▶ _Selection_
______
Stýrikerfi
Reverse engineering a phone and writing a kernel from scratch
Intro
Stýrikerfi is Icelandic for operating system. It is the incredibly innovative name we ended up dubbing our operating system.
However, let’s take a step back and start at the beginning.
Operating Systems 1 is a mandatory class at my university. I took this class very successfully, and also found it very interesting. Naturally, I then considered taking the optional course Operating Systems 2. As opposed to being only a lecture with an exam, OS2, like other classes, is half-lecture (with an exam) and half-project. Importantly though, the class project is relatively open to choice. The teaching team does present several suggestions—enough that all groups could take one—, but one can just as well come up with their own project and have it approved.
I got together with two of my friends, and we pitched this:
- Take the Siemens S45 mobile phone from 2001.
- Understand how it works internally with very limited documentation and little available prior software.
- Make an operating system, implementing the concepts we had learnt in OS1.
I will admit, many aspects of this journey were uncertain. The instructor who had to approve of the project was rightfully sceptical. But he agreed under the condition that we would update him weekly on our status so that he could gauge whether we would end up with achieving anything presentable.
Thus, we got to work.
Preparation
Eastern European ROM hacks
Before we could even begin dreaming about our operating systems, many aspects of our chosen hardware still needed clarification. We knew that the Siemens S45 is susceptible to some injection during bootstrapping such that code is read from the phone’s serial port and subsequently executed. We found a 10-year-old software project “FREIA” that utilises this to arbitrarily overwrite the phone’s flash memory, including ROM, and even a corresponding GUI application called V_Klay. Thank you, @siemens-mobile-dev. In this way it could, for instance, start executing custom instructions and thus a custom OS. It is for this reason that we chose this specific model in the first place since we knew that we could feasibly get the phone to execute something made by us.
SIEMENS documentation
What we did not know, however, were the instructions supported by the CPU or any other functionalities of it, the memory layout and how to address it, or anything about any of the devices on the board. Luckily, the same niche crowd of Eastern European Siemens enjoyers responsible for the two projects mentioned above had also shared two noteworthy Siemens documents. It was there that we could start our investigation.
Within the little documentation we did find some architectural diagrams granting us first insights. I would show them to you, but I suppose distribution of copyrighted material is illegal… They included that the phone runs on the Infineon C166CBC CPU, which is connected to several RAMs and ROMs and, further, two sticks of flash memory via various buses and so on. Additionally, the documents included some specifications of a CPU closely related to the one in question (we would rely on this spec from then on and always hope that it is applicable) as well as the instruction set of the actual CPU.
Exploring the phone
Now, we did not have access to any assembler that could assemble the instructions listed in the ISM to opcode… So we wrote one ourselves.
Given these tools, we could start testing out simple programs on the chip. The picture atop is taken from one of these early sessions. They go as follows:
- Of course, we first write a script in our self-made assembly language, which is then assembled to the instructions specified in the ISM.
______
▶ _Material_

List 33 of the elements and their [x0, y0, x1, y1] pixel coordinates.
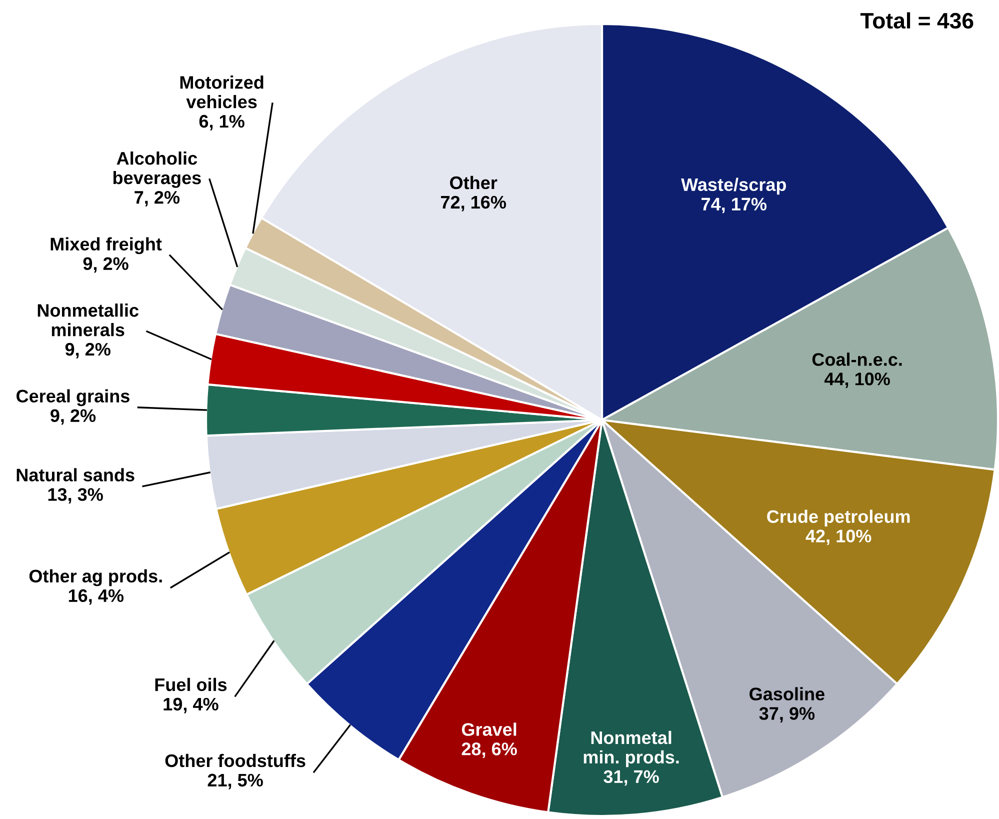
______
▶ _Set problem 1_
Using the Siemens S45 write-up, what are the answers to these?
(a) What does "Stýrikerfi" mean in Icelandic?
(b) Which mobile phone did the group pitch taking, and from what year is it?
(c) Which CPU does the phone run on, according to the documentation?
▶ _Set problem 2_
Could you return, word for word, the part of the Siemens S45 write-up between "However, let’s take" and "available prior software.", inclusive?

▶ _Expected answer 1_
(a) Operating system.
(b) The Siemens S45, from 2001.
(c) The Infineon C166CBC.

▶ _Expected answer 2_
However, let’s take a step back and start at the beginning.
Operating Systems 1 is a mandatory class at my university. I took this class very successfully, and also found it very interesting. Naturally, I then considered taking the optional course Operating Systems 2. As opposed to being only a lecture with an exam, OS2, like other classes, is half-lecture (with an exam) and half-project. Importantly though, the class project is relatively open to choice. The teaching team does present several suggestions—enough that all groups could take one—, but one can just as well come up with their own project and have it approved.
I got together with two of my friends, and we pitched this:
- Take the Siemens S45 mobile phone from 2001.
- Understand how it works internally with very limited documentation and little available prior software.